> **INSTRUCTIONS FOR THE TASK**: List all the lines in these records that hold "的平行线".

> **RECORDS TO USE**:
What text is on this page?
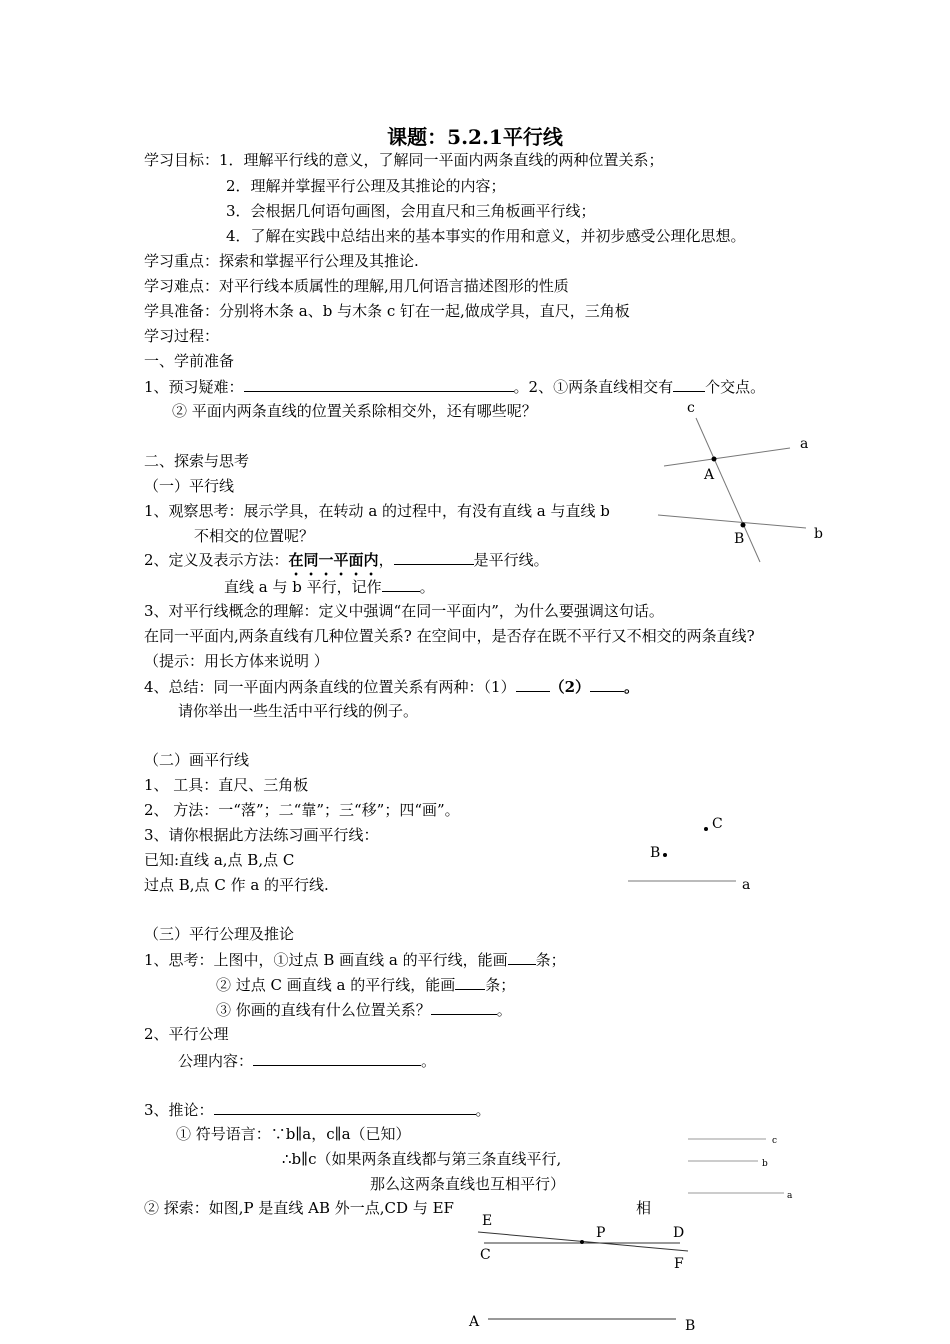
课题：5.2.1平行线
学习目标：1．理解平行线的意义，了解同一平面内两条直线的两种位置关系；
2．理解并掌握平行公理及其推论的内容；
3．会根据几何语句画图，会用直尺和三角板画平行线；
4．了解在实践中总结出来的基本事实的作用和意义，并初步感受公理化思想。
学习重点：探索和掌握平行公理及其推论.
学习难点：对平行线本质属性的理解,用几何语言描述图形的性质
学具准备：分别将木条 a、b 与木条 c 钉在一起,做成学具，直尺，三角板
学习过程：
一、学前准备
1、预习疑难：	。2、①两条直线相交有 个交点。
② 平面内两条直线的位置关系除相交外，还有哪些呢？
二、探索与思考
（一）平行线
1、观察思考：展示学具，在转动 a 的过程中，有没有直线 a 与直线 b
不相交的位置呢？
2、定义及表示方法：在同一平面内，	是平行线。
直线 a 与 b 平行，记作	。
3、对平行线概念的理解：定义中强调“在同一平面内”，为什么要强调这句话。
在同一平面内,两条直线有几种位置关系? 在空间中，是否存在既不平行又不相交的两条直线?
（提示：用长方体来说明 ）
4、总结：同一平面内两条直线的位置关系有两种：（1） （2） 。
请你举出一些生活中平行线的例子。
（二）画平行线
1、 工具：直尺、三角板
2、 方法：一“落”；二“靠”；三“移”；四“画”。
3、请你根据此方法练习画平行线：
已知:直线 a,点 B,点 C
过点 B,点 C 作 a 的平行线.
（三）平行公理及推论
1、思考：上图中，①过点 B 画直线 a 的平行线，能画 条；
② 过点 C 画直线 a 的平行线，能画 条；
③ 你画的直线有什么位置关系？	。
2、平行公理
公理内容：	。
3、推论：	。
① 符号语言：∵b∥a，c∥a（已知）
∴b∥c（如果两条直线都与第三条直线平行,
那么这两条直线也互相平行）
② 探索：如图,P 是直线 AB 外一点,CD 与 EF	相
c
a
A
b
B
C
B
a
c
b
a
E
P	D
C
F
A	B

> **RESULT FOR THIS EXERCISE**:
过点 B,点 C 作 a 的平行线.
1、思考：上图中，①过点 B 画直线 a 的平行线，能画 条；
② 过点 C 画直线 a 的平行线，能画 条；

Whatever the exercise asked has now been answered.